→ **GOAL**:
In the data, rewrite everything from the line containing "sales-cell: - (722, 322, 800, 347)" down to the line containing "kind-badge: 退 (495, 329, 505, 339)", changing "interactable" to "clickable" wherever it occurs. Leave all other text as it is.

>> start RECORD LIST

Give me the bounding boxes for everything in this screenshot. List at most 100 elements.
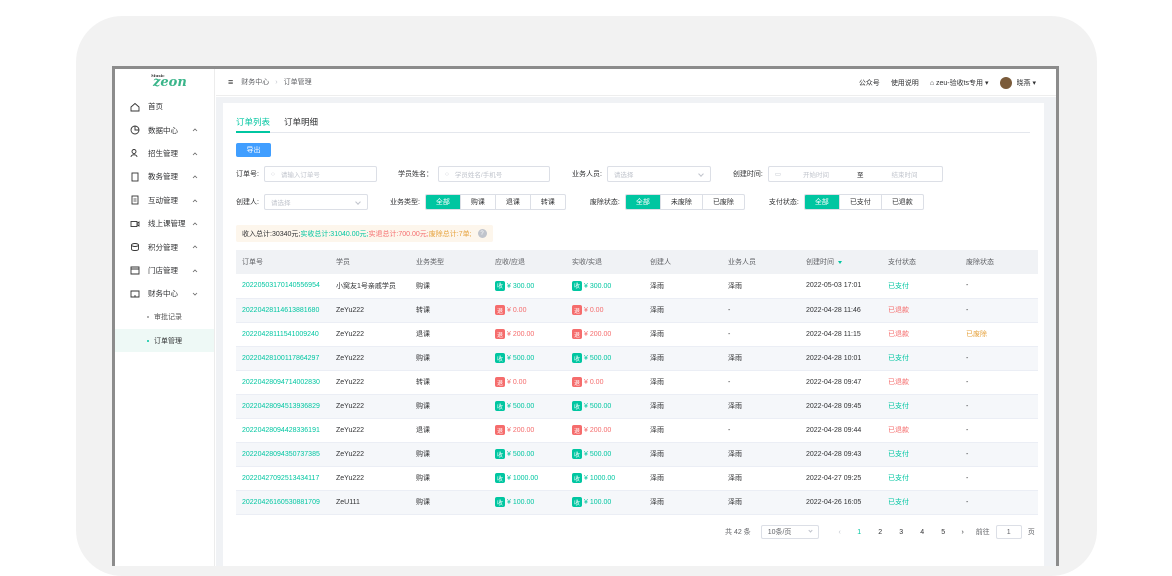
sales-cell: - (722, 322, 800, 347)
sidebar-item-2[interactable]: 招生管理 (115, 142, 214, 165)
void-status-option-0[interactable]: 全部 (625, 195, 660, 209)
void-status-cell: - (960, 394, 1038, 419)
chevron-down-icon (808, 528, 813, 533)
sidebar-item-label: 教务管理 (148, 172, 178, 182)
prev-page-icon[interactable]: ‹ (831, 529, 849, 536)
table-row[interactable]: 20220427092513434117 ZeYu222 购课收 ¥ 1000.00 收… (236, 466, 1038, 491)
sidebar-item-0[interactable]: 首页 (115, 95, 214, 118)
order-id-link[interactable]: 20220427092513434117 (236, 466, 330, 491)
sidebar-item-8[interactable]: 财务中心 (115, 282, 214, 305)
payment-status-option-1[interactable]: 已支付 (838, 195, 881, 209)
business-type-option-1[interactable]: 购课 (459, 195, 495, 209)
kind-badge: 退 (495, 329, 505, 339)
time-cell: 2022-04-28 10:01 (800, 346, 882, 371)
business-type-option-0[interactable]: 全部 (425, 195, 460, 209)
order-id-link[interactable]: 20220426160530881709 (236, 490, 330, 515)
order-id-link[interactable]: 20220428114613881680 (236, 298, 330, 323)
sales-cell: - (722, 418, 800, 443)
help-icon[interactable]: ? (477, 229, 487, 238)
order-number-input[interactable]: ○ 请输入订单号 (263, 166, 377, 182)
kind-badge: 收 (495, 280, 505, 291)
table-row[interactable]: 20220428111541009240 ZeYu222 退课退 ¥ 200.00 退 ¥… (236, 322, 1038, 347)
creator-cell: 泽雨 (644, 418, 722, 443)
void-status-cell: 已废除 (960, 322, 1038, 347)
paid-cell: 收 ¥ 100.00 (566, 490, 644, 515)
business-type-option-2[interactable]: 退课 (494, 195, 530, 209)
time-cell: 2022-04-28 09:44 (800, 418, 882, 443)
paid-cell: 收 ¥ 1000.00 (566, 466, 644, 491)
business-type-option-3[interactable]: 转课 (529, 195, 565, 209)
breadcrumb-finance[interactable]: 财务中心 (241, 79, 269, 86)
store-switcher[interactable]: ⌂ zeu-验收ts专用 ▾ (930, 78, 989, 88)
sort-icon[interactable] (838, 260, 842, 264)
student-search-input[interactable]: ○ 学员姓名/手机号 (437, 166, 550, 182)
tab-order-list[interactable]: 订单列表 (236, 111, 271, 133)
column-header: 支付状态 (882, 250, 960, 274)
export-button[interactable]: 导出 (236, 143, 271, 157)
sidebar-item-6[interactable]: 积分管理 (115, 235, 214, 258)
due-cell: 收 ¥ 500.00 (489, 442, 566, 467)
top-bar: ≡ 财务中心 › 订单管理 公众号 使用说明 ⌂ zeu-验收ts专用 ▾ 晓燕 ▾ (216, 69, 1056, 96)
sidebar-item-9[interactable]: 审批记录 (115, 306, 214, 329)
sales-cell: - (722, 298, 800, 323)
student-cell: 小窝友1号亲戚学员 (330, 274, 410, 299)
table-row[interactable]: 20220426160530881709 ZeU111 购课收 ¥ 100.00 收 ¥ … (236, 490, 1038, 515)
sidebar-item-10[interactable]: 订单管理 (115, 328, 214, 353)
creator-select[interactable]: 请选择 (263, 194, 368, 210)
type-cell: 购课 (410, 490, 489, 515)
paid-cell: 收 ¥ 300.00 (566, 274, 644, 299)
help-link[interactable]: 使用说明 (891, 78, 919, 88)
time-cell: 2022-04-28 09:47 (800, 370, 882, 395)
sidebar-item-5[interactable]: 线上课管理 (115, 212, 214, 235)
void-status-option-1[interactable]: 未废除 (659, 195, 702, 209)
pay-status-cell: 已支付 (882, 490, 960, 515)
goto-page-input[interactable]: 1 (995, 525, 1022, 539)
column-header[interactable]: 创建时间 (800, 250, 882, 274)
order-id-link[interactable]: 20220428100117864297 (236, 346, 330, 371)
table-row[interactable]: 20220428114613881680 ZeYu222 转课退 ¥ 0.00 退 ¥ 0… (236, 298, 1038, 323)
menu-toggle-icon[interactable]: ≡ (228, 77, 233, 87)
chevron-up-icon (192, 243, 198, 249)
kind-badge: 退 (572, 305, 582, 315)
table-row[interactable]: 20220428094428336191 ZeYu222 退课退 ¥ 200.00 退 ¥… (236, 418, 1038, 443)
sidebar-item-3[interactable]: 教务管理 (115, 165, 214, 188)
table-row[interactable]: 20220428094714002830 ZeYu222 转课退 ¥ 0.00 退 ¥ 0… (236, 370, 1038, 395)
order-id-link[interactable]: 20220428111541009240 (236, 322, 330, 347)
table-row[interactable]: 20220428094513936829 ZeYu222 购课收 ¥ 500.00 收 ¥… (236, 394, 1038, 419)
sidebar-item-label: 订单管理 (154, 337, 182, 345)
void-status-option-2[interactable]: 已废除 (701, 195, 744, 209)
column-header: 订单号 (236, 250, 330, 274)
page-button[interactable]: 4 (912, 529, 933, 536)
payment-status-option-2[interactable]: 已退款 (880, 195, 923, 209)
user-menu[interactable]: 晓燕 ▾ (999, 76, 1036, 89)
sidebar-item-7[interactable]: 门店管理 (115, 259, 214, 282)
tab-order-detail[interactable]: 订单明细 (284, 111, 318, 133)
next-page-icon[interactable]: › (954, 529, 972, 536)
date-range-picker[interactable]: ▭ 开始时间至结束时间 (767, 166, 943, 182)
order-id-link[interactable]: 20220428094428336191 (236, 418, 330, 443)
sidebar-item-4[interactable]: 互动管理 (115, 189, 214, 212)
sidebar-item-1[interactable]: 数据中心 (115, 118, 214, 141)
page-size-select[interactable]: 10条/页 (760, 525, 819, 539)
page-button[interactable]: 2 (870, 529, 891, 536)
column-header: 业务人员 (722, 250, 800, 274)
table-row[interactable]: 20220428094350737385 ZeYu222 购课收 ¥ 500.00 收 ¥… (236, 442, 1038, 467)
order-id-link[interactable]: 20220428094714002830 (236, 370, 330, 395)
page-button[interactable]: 1 (849, 529, 870, 536)
pay-status-cell: 已支付 (882, 346, 960, 371)
order-id-link[interactable]: 20220428094350737385 (236, 442, 330, 467)
chevron-up-icon (192, 150, 198, 156)
table-row[interactable]: 2022050317014055695​4 小窝友1号亲戚学员 购课收 ¥ 300.0… (236, 274, 1038, 299)
page-button[interactable]: 3 (891, 529, 912, 536)
order-id-link[interactable]: 2022050317014055695​4 (236, 274, 330, 299)
due-cell: 退 ¥ 200.00 (489, 418, 566, 443)
table-row[interactable]: 20220428100117864297 ZeYu222 购课收 ¥ 500.00 收 ¥… (236, 346, 1038, 371)
official-account-link[interactable]: 公众号 (859, 78, 880, 88)
order-id-link[interactable]: 20220428094513936829 (236, 394, 330, 419)
page-button[interactable]: 5 (933, 529, 954, 536)
chevron-down-icon (698, 171, 704, 177)
sales-select[interactable]: 请选择 (606, 166, 711, 182)
payment-status-option-0[interactable]: 全部 (804, 195, 839, 209)
tab-bar: 订单列表 订单明细 (236, 111, 1030, 133)
creator-cell: 泽雨 (644, 490, 722, 515)
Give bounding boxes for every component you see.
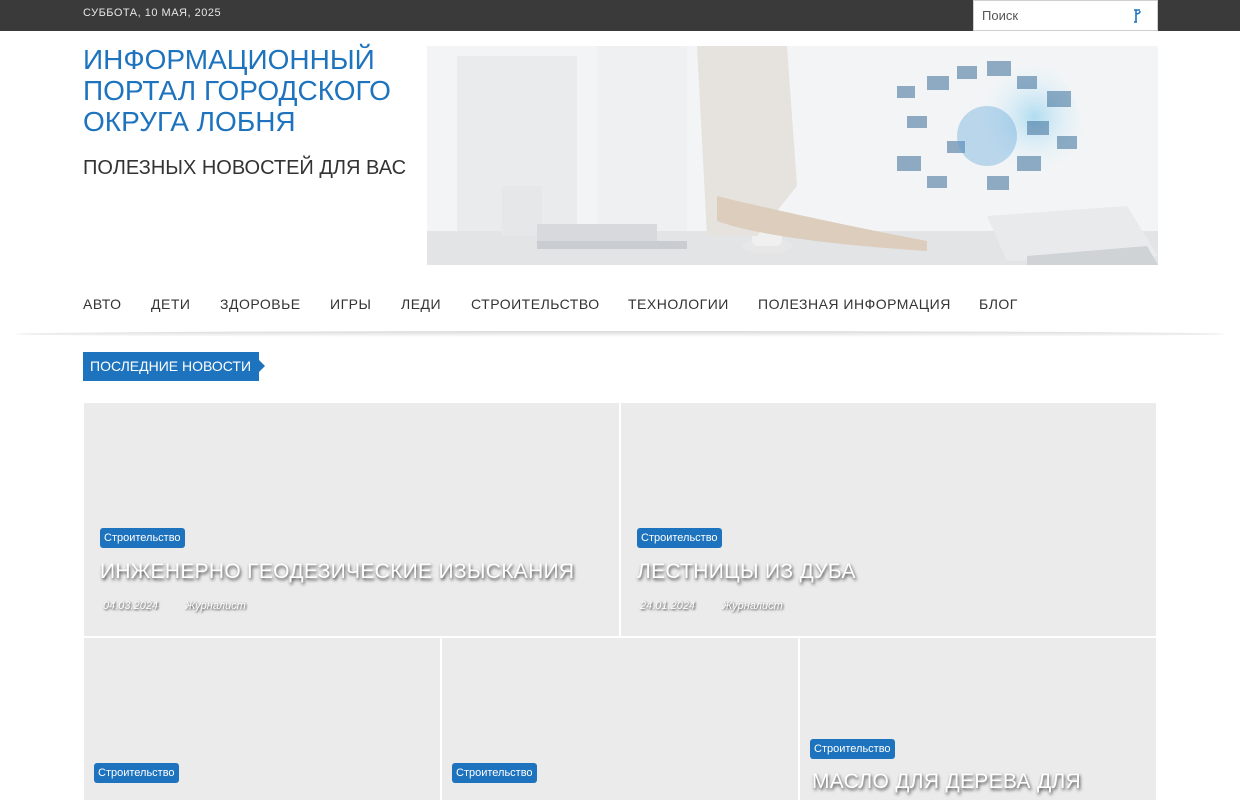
- post-meta: 24.01.2024 Журналист: [637, 600, 783, 612]
- nav-item-igry[interactable]: ИГРЫ: [330, 296, 371, 312]
- latest-news-label: ПОСЛЕДНИЕ НОВОСТИ: [83, 352, 266, 381]
- post-date[interactable]: 24.01.2024: [640, 600, 695, 612]
- nav-shadow: [15, 331, 1225, 337]
- post-title[interactable]: ИНЖЕНЕРНО ГЕОДЕЗИЧЕСКИЕ ИЗЫСКАНИЯ: [100, 560, 574, 584]
- header-banner-image: [427, 46, 1158, 265]
- nav-item-ledi[interactable]: ЛЕДИ: [401, 296, 441, 312]
- post-author[interactable]: Журналист: [722, 600, 783, 612]
- nav-item-blog[interactable]: БЛОГ: [979, 296, 1018, 312]
- search-icon[interactable]: [1127, 6, 1147, 26]
- post-card[interactable]: Строительство: [442, 638, 798, 800]
- post-card[interactable]: Строительство ИНЖЕНЕРНО ГЕОДЕЗИЧЕСКИЕ ИЗ…: [84, 403, 619, 636]
- post-title[interactable]: ЛЕСТНИЦЫ ИЗ ДУБА: [637, 560, 856, 584]
- search-input[interactable]: [974, 1, 1124, 30]
- nav-item-poleznaya-informaciya[interactable]: ПОЛЕЗНАЯ ИНФОРМАЦИЯ: [758, 296, 951, 312]
- post-card[interactable]: Строительство ЛЕСТНИЦЫ ИЗ ДУБА 24.01.202…: [621, 403, 1156, 636]
- main-navigation: АВТО ДЕТИ ЗДОРОВЬЕ ИГРЫ ЛЕДИ СТРОИТЕЛЬСТ…: [0, 276, 1240, 332]
- category-badge[interactable]: Строительство: [452, 763, 537, 783]
- top-bar: СУББОТА, 10 МАЯ, 2025: [0, 0, 1240, 31]
- nav-item-tehnologii[interactable]: ТЕХНОЛОГИИ: [628, 296, 729, 312]
- site-description: ПОЛЕЗНЫХ НОВОСТЕЙ ДЛЯ ВАС: [83, 157, 407, 179]
- nav-item-deti[interactable]: ДЕТИ: [151, 296, 190, 312]
- post-card[interactable]: Строительство: [84, 638, 440, 800]
- nav-item-zdorovie[interactable]: ЗДОРОВЬЕ: [220, 296, 301, 312]
- category-badge[interactable]: Строительство: [94, 763, 179, 783]
- nav-item-avto[interactable]: АВТО: [83, 296, 122, 312]
- post-card[interactable]: Строительство МАСЛО ДЛЯ ДЕРЕВА ДЛЯ: [800, 638, 1156, 800]
- nav-item-stroitelstvo[interactable]: СТРОИТЕЛЬСТВО: [471, 296, 600, 312]
- post-author[interactable]: Журналист: [185, 600, 246, 612]
- post-date[interactable]: 04.03.2024: [103, 600, 158, 612]
- site-title[interactable]: ИНФОРМАЦИОННЫЙ ПОРТАЛ ГОРОДСКОГО ОКРУГА …: [83, 44, 413, 137]
- category-badge[interactable]: Строительство: [810, 739, 895, 759]
- post-meta: 04.03.2024 Журналист: [100, 600, 246, 612]
- category-badge[interactable]: Строительство: [637, 528, 722, 548]
- category-badge[interactable]: Строительство: [100, 528, 185, 548]
- post-title[interactable]: МАСЛО ДЛЯ ДЕРЕВА ДЛЯ: [812, 770, 1081, 794]
- search-form: [973, 0, 1158, 31]
- current-date: СУББОТА, 10 МАЯ, 2025: [83, 7, 222, 19]
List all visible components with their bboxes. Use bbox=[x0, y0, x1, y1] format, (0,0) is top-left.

>> end RECORD LIST

→ **RESPONSE TO THIS EXERCISE**:
sales-cell: - (722, 322, 800, 347)
sidebar-item-2[clickable]: 招生管理 (115, 142, 214, 165)
void-status-option-0[clickable]: 全部 (625, 195, 660, 209)
void-status-cell: - (960, 394, 1038, 419)
chevron-down-icon (808, 528, 813, 533)
sidebar-item-label: 教务管理 (148, 172, 178, 182)
prev-page-icon[clickable]: ‹ (831, 529, 849, 536)
table-row[clickable]: 20220427092513434117 ZeYu222 购课收 ¥ 1000.00 收… (236, 466, 1038, 491)
sidebar-item-0[clickable]: 首页 (115, 95, 214, 118)
order-id-link[clickable]: 20220427092513434117 (236, 466, 330, 491)
sidebar-item-8[clickable]: 财务中心 (115, 282, 214, 305)
payment-status-option-1[clickable]: 已支付 (838, 195, 881, 209)
business-type-option-1[clickable]: 购课 (459, 195, 495, 209)
kind-badge: 退 (495, 329, 505, 339)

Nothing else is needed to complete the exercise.